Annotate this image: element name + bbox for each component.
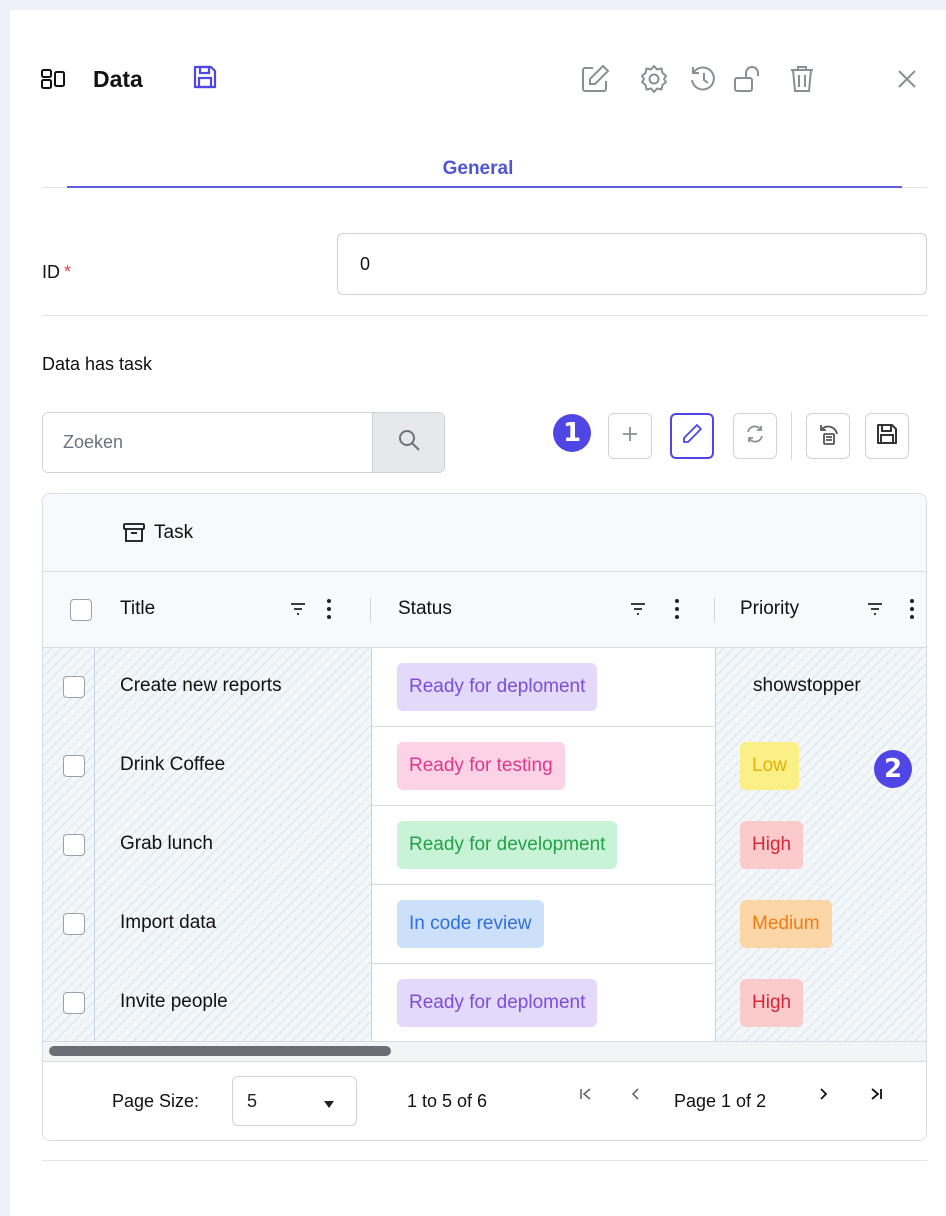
column-header-title[interactable]: Title <box>120 598 155 620</box>
refresh-button[interactable] <box>733 413 777 459</box>
title-cell[interactable]: Invite people <box>120 991 228 1013</box>
group-label: Task <box>154 522 194 543</box>
search-box <box>42 412 445 473</box>
table-row[interactable]: Invite people Ready for deploment High <box>43 964 926 1043</box>
page-size-select[interactable]: 5 <box>232 1076 357 1126</box>
row-checkbox[interactable] <box>63 913 85 935</box>
status-badge[interactable]: Ready for deploment <box>397 663 598 711</box>
column-header-status[interactable]: Status <box>398 598 452 620</box>
pagination-bar: Page Size: 5 1 to 5 of 6 Page 1 of 2 <box>43 1061 926 1140</box>
archive-icon <box>122 521 146 550</box>
history-icon[interactable] <box>687 62 721 96</box>
table-row[interactable]: Grab lunch Ready for development High <box>43 806 926 885</box>
column-menu-icon[interactable] <box>326 598 332 625</box>
section-label: Data has task <box>42 354 153 374</box>
previous-page-icon[interactable] <box>630 1086 640 1107</box>
edit-icon[interactable] <box>578 62 612 96</box>
priority-badge[interactable]: High <box>740 979 804 1027</box>
column-header-priority[interactable]: Priority <box>740 598 799 620</box>
grid-group-header: Task <box>43 494 926 572</box>
toolbar-divider <box>791 412 792 460</box>
next-page-icon[interactable] <box>819 1086 829 1107</box>
title-column-line <box>371 648 372 1041</box>
close-icon[interactable] <box>892 64 922 94</box>
page-size-label: Page Size: <box>112 1091 200 1111</box>
edit-rows-button[interactable] <box>670 413 714 459</box>
page-indicator: Page 1 of 2 <box>674 1091 767 1111</box>
column-separator[interactable] <box>714 598 715 622</box>
title-cell[interactable]: Grab lunch <box>120 833 213 855</box>
priority-badge[interactable]: High <box>740 821 804 869</box>
refresh-icon <box>744 423 766 450</box>
add-row-button[interactable] <box>608 413 652 459</box>
title-cell[interactable]: Import data <box>120 912 216 934</box>
row-checkbox[interactable] <box>63 676 85 698</box>
priority-badge[interactable]: Medium <box>740 900 832 948</box>
column-menu-icon[interactable] <box>909 598 915 625</box>
row-checkbox[interactable] <box>63 755 85 777</box>
save-icon[interactable] <box>190 62 220 92</box>
edit-icon <box>680 422 704 451</box>
data-panel: Data General ID * 0 Data has task Zoeken… <box>10 10 946 1216</box>
form-bottom-divider <box>42 1160 927 1161</box>
last-page-icon[interactable] <box>869 1086 883 1107</box>
annotation-badge-1: 1 <box>553 414 591 452</box>
horizontal-scrollbar[interactable] <box>43 1041 926 1061</box>
status-badge[interactable]: Ready for development <box>397 821 618 869</box>
checkbox-column-line <box>94 648 95 1041</box>
delete-icon[interactable] <box>785 62 819 96</box>
row-checkbox[interactable] <box>63 992 85 1014</box>
page-size-value: 5 <box>247 1091 258 1111</box>
priority-cell[interactable]: showstopper <box>753 675 861 697</box>
chevron-down-icon <box>323 1097 335 1115</box>
column-menu-icon[interactable] <box>674 598 680 625</box>
status-badge[interactable]: Ready for testing <box>397 742 565 790</box>
grid-body: Create new reports Ready for deploment sho… <box>43 648 926 1043</box>
search-input[interactable] <box>43 413 372 472</box>
search-icon <box>397 428 421 457</box>
table-row[interactable]: Drink Coffee Ready for testing Low <box>43 727 926 806</box>
save-grid-button[interactable] <box>865 413 909 459</box>
id-label: ID * <box>42 262 72 282</box>
status-badge[interactable]: In code review <box>397 900 544 948</box>
filter-icon[interactable] <box>629 600 647 623</box>
task-grid: Task Title Status Priority Create new re… <box>42 493 927 1141</box>
priority-badge[interactable]: Low <box>740 742 799 790</box>
row-checkbox[interactable] <box>63 834 85 856</box>
first-page-icon[interactable] <box>579 1086 593 1107</box>
search-button[interactable] <box>372 413 444 472</box>
table-row[interactable]: Import data In code review Medium <box>43 885 926 964</box>
filter-icon[interactable] <box>289 600 307 623</box>
settings-icon[interactable] <box>637 62 671 96</box>
row-range-text: 1 to 5 of 6 <box>407 1091 488 1111</box>
annotation-badge-2: 2 <box>874 750 912 788</box>
status-column-line <box>715 648 716 1041</box>
select-all-checkbox[interactable] <box>70 599 92 621</box>
save-icon <box>874 421 900 452</box>
layout-icon <box>40 66 66 92</box>
title-cell[interactable]: Drink Coffee <box>120 754 225 776</box>
tab-general[interactable]: General <box>10 158 946 180</box>
page-title: Data <box>93 66 143 92</box>
table-row[interactable]: Create new reports Ready for deploment sho… <box>43 648 926 727</box>
unlock-icon[interactable] <box>731 62 765 96</box>
id-field[interactable] <box>337 233 927 295</box>
restore-icon <box>815 421 841 452</box>
add-icon <box>620 424 640 449</box>
column-separator[interactable] <box>370 598 371 622</box>
active-tab-indicator <box>67 186 902 188</box>
status-badge[interactable]: Ready for deploment <box>397 979 598 1027</box>
filter-icon[interactable] <box>866 600 884 623</box>
restore-button[interactable] <box>806 413 850 459</box>
form-divider <box>42 315 927 316</box>
grid-header-row: Title Status Priority <box>43 572 926 648</box>
scrollbar-thumb[interactable] <box>49 1046 391 1056</box>
required-marker: * <box>64 262 72 282</box>
title-cell[interactable]: Create new reports <box>120 675 282 697</box>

__Directive__: How many lines in the listing contain the string "Import" with the same capitalization? Reply with the number only.

__Correct output__: 2